→ **Ваша задача**:
Процитируйте без изменений часть отрывка о попытке Педро уехать в чемодане, начиная со слов "Взрослый Педро Санчес-и-Сапеда" и продолжая до слов "ручаюсь) нашлись сочувствующие." включительно.

→ **Выбранный отрывок**:
*****

Взрослый Педро Санчес-и-Сапеда пел в хоре театра им. Немировича-Данченко и всё больше тосковал по своей первой родине. Понимая, что по-хорошему его в Испанию не выпустят, он вместе с надежным товарищем, тоже испанским дитятей, решился на авантюру. В каком-то из южно-американских посольств (кажется в бразильском, но не ручаюсь) нашлись сочувствующие.
Как известно, дипломатических багаж таможенной проверке не подлежит. Кто-то из посольских как раз собирался улетать домой. Ему купили два больших чемодана, кофра. В один запихали Педро, в другой — его компаньона. В днищах проделали дырочки, чтобы ребята не задохнулись.
С двумя этими чемоданами дипломат отправился в аэропорт. И там выяснилось, что накануне изменился тариф: на оплату тяжелого багажа у дипломата не хватило денег — нескольких рублей. Взять валютой в кассе побоялись, одолжить советские иностранцу никто не решился. Ему предложили: берите с собой один чемодан, а второй мы отправим завтра, когда ваши привезут деньги.
Так и сделали. Друг улетел, а чемодан с Педро остался. Его поволокли в холодную камеру хранения — дело было зимой — и там оставили.
Педро забеспокоился: он замерз, затекли руки-ноги, хотелось есть — а главное, непонятно было, что происходит. Стараясь согреться, он заворочался. На шум пришел дежурный, чемодан открыли, и всё выяснилось.

*****

→ **Материал для изучения**:

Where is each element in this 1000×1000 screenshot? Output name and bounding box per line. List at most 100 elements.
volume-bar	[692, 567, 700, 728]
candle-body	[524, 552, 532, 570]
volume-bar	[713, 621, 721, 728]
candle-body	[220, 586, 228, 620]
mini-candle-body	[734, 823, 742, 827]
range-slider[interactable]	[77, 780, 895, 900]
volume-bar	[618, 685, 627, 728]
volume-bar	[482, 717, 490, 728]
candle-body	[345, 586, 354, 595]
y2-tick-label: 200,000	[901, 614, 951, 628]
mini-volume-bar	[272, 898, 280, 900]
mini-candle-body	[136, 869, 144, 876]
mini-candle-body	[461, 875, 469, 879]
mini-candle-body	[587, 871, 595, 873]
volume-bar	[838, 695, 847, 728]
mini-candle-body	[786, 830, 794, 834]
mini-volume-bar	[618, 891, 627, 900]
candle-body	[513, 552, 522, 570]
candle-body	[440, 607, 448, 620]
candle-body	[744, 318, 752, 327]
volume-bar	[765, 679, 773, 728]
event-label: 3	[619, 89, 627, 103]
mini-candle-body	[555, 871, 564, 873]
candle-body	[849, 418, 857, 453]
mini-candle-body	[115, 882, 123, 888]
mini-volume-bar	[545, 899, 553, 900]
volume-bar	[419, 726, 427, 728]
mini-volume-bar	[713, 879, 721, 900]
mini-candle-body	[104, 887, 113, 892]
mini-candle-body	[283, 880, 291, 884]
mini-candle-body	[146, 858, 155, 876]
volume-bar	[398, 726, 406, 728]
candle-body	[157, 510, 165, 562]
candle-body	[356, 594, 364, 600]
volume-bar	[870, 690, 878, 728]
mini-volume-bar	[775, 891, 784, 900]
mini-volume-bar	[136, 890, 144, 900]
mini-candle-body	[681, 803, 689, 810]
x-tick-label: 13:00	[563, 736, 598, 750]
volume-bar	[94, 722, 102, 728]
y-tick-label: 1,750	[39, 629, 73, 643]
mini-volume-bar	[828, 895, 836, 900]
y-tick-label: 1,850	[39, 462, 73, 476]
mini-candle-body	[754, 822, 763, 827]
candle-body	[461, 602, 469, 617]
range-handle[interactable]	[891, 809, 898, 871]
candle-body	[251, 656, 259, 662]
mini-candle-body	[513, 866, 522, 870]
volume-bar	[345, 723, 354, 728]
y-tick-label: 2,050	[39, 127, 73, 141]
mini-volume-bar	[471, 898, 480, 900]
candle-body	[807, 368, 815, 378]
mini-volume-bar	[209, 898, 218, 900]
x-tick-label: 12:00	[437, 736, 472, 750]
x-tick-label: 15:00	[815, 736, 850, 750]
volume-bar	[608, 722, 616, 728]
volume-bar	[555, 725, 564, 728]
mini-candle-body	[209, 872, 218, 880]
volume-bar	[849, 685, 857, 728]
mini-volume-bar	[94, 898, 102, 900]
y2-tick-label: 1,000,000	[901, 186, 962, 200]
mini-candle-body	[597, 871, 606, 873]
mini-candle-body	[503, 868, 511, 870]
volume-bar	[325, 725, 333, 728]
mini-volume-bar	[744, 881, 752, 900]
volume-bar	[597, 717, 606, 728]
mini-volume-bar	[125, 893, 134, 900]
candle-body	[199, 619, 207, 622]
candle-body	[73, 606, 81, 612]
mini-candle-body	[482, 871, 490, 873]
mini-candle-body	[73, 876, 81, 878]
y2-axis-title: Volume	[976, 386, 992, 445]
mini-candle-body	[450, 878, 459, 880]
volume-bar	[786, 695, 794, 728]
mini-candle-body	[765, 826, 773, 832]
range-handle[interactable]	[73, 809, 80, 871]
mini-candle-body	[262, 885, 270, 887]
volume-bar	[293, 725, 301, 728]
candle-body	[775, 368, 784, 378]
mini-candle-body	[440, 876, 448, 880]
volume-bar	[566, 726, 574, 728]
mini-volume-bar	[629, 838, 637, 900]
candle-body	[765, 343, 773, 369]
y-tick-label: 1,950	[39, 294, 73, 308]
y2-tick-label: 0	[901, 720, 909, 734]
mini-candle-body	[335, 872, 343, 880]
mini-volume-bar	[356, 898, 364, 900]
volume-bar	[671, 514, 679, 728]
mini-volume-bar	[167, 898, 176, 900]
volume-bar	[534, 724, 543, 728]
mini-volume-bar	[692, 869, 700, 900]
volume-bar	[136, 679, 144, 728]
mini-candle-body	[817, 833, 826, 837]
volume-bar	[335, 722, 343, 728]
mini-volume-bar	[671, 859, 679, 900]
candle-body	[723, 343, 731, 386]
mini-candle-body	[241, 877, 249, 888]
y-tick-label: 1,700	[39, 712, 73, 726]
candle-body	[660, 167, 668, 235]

*****

→ **Ожидаемый ответ**:
Взрослый Педро Санчес-и-Сапеда пел в хоре театра им. Немировича-Данченко и всё больше тосковал по своей первой родине. Понимая, что по-хорошему его в Испанию не выпустят, он вместе с надежным товарищем, тоже испанским дитятей, решился на авантюру. В каком-то из южно-американских посольств (кажется в бразильском, но не ручаюсь) нашлись сочувствующие.